• _WHAT YOU HAVE TO DO_: Copy exactly the lines from the "OCR this image." line to the end, both included, and nothing else.

(Recorded data)
##########

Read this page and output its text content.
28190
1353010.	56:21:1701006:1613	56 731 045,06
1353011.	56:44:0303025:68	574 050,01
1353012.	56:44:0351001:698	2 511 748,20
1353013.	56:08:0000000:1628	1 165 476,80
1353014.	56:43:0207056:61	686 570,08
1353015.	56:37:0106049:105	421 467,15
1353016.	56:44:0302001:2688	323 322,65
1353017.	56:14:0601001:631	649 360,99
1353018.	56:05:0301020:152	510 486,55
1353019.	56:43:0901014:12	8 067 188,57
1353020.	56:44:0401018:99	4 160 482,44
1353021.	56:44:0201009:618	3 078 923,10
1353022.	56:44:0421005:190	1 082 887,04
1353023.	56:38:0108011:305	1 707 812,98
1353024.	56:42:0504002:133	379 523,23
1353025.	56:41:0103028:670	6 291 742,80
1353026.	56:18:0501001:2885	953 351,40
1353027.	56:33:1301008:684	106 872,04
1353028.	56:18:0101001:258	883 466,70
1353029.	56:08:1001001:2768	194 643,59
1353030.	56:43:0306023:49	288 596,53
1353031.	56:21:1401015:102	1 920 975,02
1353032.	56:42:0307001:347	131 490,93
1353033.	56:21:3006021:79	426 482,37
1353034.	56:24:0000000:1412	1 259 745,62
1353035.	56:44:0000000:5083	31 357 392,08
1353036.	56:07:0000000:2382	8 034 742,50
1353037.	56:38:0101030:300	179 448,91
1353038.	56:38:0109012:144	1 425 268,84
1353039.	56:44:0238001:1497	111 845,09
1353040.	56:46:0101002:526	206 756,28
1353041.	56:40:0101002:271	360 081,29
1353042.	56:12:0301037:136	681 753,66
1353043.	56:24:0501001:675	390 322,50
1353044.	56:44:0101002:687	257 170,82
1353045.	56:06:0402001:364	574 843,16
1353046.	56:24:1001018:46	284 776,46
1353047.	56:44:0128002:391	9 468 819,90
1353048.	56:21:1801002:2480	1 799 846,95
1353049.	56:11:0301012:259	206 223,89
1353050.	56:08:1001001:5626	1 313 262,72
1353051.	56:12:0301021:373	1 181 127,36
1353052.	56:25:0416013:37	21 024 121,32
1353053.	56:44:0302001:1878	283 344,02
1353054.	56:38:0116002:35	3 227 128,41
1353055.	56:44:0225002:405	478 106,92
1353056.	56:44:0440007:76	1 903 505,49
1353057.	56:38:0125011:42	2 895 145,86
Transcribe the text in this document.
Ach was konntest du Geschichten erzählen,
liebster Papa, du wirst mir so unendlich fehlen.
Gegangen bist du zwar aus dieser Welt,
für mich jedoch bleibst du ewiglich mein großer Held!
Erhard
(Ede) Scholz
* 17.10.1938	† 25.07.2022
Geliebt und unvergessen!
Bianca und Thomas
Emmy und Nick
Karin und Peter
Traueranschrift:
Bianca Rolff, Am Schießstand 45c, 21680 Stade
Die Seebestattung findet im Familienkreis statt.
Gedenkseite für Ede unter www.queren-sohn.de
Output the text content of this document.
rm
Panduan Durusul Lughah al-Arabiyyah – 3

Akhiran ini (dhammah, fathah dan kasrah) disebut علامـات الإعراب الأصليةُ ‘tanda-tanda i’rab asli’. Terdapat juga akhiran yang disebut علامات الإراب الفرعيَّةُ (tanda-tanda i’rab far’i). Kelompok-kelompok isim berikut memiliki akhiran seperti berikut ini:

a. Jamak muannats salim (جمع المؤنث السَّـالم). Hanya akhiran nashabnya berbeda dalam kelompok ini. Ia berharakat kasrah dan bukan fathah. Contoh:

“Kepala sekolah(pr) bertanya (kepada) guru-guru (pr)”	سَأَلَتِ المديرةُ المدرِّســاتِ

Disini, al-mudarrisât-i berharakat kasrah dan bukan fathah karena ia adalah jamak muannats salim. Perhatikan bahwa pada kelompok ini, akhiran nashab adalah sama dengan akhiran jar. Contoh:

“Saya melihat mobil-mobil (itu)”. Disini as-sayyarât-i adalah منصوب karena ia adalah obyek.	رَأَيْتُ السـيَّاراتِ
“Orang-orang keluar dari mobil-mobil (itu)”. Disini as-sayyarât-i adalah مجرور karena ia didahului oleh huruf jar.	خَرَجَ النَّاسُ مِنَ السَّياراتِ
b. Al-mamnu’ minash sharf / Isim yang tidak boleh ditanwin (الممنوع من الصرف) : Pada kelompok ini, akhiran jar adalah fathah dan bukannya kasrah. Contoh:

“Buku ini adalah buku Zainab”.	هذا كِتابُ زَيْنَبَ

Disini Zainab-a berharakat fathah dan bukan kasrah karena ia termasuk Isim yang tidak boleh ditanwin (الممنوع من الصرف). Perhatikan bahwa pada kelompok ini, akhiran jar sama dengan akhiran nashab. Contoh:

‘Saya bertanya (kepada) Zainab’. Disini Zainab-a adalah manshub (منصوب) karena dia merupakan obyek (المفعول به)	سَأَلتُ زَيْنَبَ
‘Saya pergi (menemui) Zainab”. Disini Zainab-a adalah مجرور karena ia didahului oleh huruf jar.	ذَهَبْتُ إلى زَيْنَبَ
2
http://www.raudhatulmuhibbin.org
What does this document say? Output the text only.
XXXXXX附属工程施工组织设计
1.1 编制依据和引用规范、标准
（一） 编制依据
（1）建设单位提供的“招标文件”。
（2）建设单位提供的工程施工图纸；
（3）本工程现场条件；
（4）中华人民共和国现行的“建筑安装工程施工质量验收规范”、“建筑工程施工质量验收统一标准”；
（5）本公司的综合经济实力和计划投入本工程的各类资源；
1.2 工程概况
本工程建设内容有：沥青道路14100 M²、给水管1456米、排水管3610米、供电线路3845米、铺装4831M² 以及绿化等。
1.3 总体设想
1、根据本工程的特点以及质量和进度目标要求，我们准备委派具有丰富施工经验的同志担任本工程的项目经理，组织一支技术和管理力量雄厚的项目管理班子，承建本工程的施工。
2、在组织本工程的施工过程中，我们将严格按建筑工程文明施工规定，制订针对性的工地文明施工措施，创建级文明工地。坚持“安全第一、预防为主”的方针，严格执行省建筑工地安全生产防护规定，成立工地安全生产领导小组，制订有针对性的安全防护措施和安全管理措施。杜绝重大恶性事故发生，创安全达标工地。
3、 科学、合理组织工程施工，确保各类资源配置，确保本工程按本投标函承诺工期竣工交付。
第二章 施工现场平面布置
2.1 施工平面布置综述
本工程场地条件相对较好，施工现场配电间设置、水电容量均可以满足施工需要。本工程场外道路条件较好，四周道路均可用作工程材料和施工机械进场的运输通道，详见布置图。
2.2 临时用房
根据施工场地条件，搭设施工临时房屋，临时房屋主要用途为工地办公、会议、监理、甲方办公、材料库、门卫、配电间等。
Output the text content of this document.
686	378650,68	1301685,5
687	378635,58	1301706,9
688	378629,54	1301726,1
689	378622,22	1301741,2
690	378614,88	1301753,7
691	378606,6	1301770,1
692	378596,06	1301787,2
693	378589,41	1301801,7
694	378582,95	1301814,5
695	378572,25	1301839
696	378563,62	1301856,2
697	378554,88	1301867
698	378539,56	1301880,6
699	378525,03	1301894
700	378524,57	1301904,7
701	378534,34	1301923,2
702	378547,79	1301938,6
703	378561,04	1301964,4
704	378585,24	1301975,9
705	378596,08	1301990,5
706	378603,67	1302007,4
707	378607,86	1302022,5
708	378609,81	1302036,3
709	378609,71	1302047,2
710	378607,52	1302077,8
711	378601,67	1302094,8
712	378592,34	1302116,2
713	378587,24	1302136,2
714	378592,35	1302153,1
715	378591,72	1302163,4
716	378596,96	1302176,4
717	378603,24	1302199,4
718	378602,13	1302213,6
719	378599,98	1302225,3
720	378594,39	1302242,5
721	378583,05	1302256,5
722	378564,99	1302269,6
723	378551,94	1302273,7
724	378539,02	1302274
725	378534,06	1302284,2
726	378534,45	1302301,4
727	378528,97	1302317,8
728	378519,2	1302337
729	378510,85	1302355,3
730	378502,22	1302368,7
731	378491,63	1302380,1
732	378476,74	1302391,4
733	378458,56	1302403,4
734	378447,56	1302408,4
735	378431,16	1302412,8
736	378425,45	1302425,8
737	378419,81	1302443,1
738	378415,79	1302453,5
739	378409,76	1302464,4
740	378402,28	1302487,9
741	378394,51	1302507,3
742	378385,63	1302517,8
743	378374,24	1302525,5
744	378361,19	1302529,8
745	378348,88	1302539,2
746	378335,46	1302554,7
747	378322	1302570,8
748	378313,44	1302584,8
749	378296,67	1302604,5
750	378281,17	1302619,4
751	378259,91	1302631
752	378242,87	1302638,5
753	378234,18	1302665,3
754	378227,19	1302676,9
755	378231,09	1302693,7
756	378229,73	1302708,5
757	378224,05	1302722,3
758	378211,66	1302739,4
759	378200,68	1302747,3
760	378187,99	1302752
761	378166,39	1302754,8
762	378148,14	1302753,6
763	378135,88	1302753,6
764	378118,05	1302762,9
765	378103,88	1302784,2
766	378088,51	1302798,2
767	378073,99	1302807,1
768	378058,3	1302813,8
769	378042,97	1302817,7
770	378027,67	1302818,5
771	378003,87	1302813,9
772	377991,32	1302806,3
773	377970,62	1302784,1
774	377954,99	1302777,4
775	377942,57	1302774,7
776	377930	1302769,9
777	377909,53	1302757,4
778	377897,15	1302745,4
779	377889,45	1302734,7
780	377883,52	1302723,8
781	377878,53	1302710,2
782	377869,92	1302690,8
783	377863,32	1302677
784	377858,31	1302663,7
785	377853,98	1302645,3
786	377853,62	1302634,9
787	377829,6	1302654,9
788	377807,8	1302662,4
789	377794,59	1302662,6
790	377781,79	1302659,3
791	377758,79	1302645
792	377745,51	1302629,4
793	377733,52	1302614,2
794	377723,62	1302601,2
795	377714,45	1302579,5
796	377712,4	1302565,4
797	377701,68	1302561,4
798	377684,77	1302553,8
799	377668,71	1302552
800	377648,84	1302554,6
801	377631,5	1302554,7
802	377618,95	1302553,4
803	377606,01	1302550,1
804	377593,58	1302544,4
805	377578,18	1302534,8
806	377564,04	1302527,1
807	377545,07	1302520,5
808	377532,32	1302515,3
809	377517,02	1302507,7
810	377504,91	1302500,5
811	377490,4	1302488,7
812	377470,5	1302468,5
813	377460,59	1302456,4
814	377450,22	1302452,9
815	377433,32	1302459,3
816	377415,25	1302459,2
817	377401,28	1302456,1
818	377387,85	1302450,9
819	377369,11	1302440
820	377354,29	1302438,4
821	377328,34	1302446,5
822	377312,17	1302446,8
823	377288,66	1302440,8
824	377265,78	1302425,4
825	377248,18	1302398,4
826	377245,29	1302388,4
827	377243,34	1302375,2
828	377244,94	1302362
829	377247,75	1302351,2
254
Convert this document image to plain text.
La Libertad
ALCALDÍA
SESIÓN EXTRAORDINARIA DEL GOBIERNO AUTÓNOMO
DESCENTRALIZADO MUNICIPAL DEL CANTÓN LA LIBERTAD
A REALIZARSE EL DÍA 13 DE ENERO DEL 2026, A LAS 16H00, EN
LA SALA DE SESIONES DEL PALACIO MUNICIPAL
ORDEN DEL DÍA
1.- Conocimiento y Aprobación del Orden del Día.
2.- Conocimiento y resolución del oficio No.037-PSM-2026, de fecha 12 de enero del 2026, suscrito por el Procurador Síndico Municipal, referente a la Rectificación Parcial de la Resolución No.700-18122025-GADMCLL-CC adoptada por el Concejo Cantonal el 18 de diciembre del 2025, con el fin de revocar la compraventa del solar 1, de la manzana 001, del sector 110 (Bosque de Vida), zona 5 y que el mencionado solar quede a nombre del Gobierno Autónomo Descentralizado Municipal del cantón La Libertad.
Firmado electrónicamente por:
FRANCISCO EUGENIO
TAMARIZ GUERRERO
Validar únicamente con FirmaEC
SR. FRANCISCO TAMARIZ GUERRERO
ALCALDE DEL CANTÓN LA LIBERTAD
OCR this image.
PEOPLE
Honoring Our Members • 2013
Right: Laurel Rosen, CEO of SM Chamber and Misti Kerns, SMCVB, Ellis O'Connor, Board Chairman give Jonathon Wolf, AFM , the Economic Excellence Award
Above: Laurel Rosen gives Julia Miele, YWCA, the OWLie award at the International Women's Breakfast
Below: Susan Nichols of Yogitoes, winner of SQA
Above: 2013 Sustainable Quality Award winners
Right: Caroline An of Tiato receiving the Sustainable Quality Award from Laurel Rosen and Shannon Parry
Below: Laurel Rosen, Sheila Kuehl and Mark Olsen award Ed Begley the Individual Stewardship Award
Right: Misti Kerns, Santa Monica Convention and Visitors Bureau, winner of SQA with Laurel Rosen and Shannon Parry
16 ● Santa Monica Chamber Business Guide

##########

• _FINAL RESULT_:
OCR this image.
PEOPLE
Honoring Our Members • 2013
Right: Laurel Rosen, CEO of SM Chamber and Misti Kerns, SMCVB, Ellis O'Connor, Board Chairman give Jonathon Wolf, AFM , the Economic Excellence Award
Above: Laurel Rosen gives Julia Miele, YWCA, the OWLie award at the International Women's Breakfast
Below: Susan Nichols of Yogitoes, winner of SQA
Above: 2013 Sustainable Quality Award winners
Right: Caroline An of Tiato receiving the Sustainable Quality Award from Laurel Rosen and Shannon Parry
Below: Laurel Rosen, Sheila Kuehl and Mark Olsen award Ed Begley the Individual Stewardship Award
Right: Misti Kerns, Santa Monica Convention and Visitors Bureau, winner of SQA with Laurel Rosen and Shannon Parry
16 ● Santa Monica Chamber Business Guide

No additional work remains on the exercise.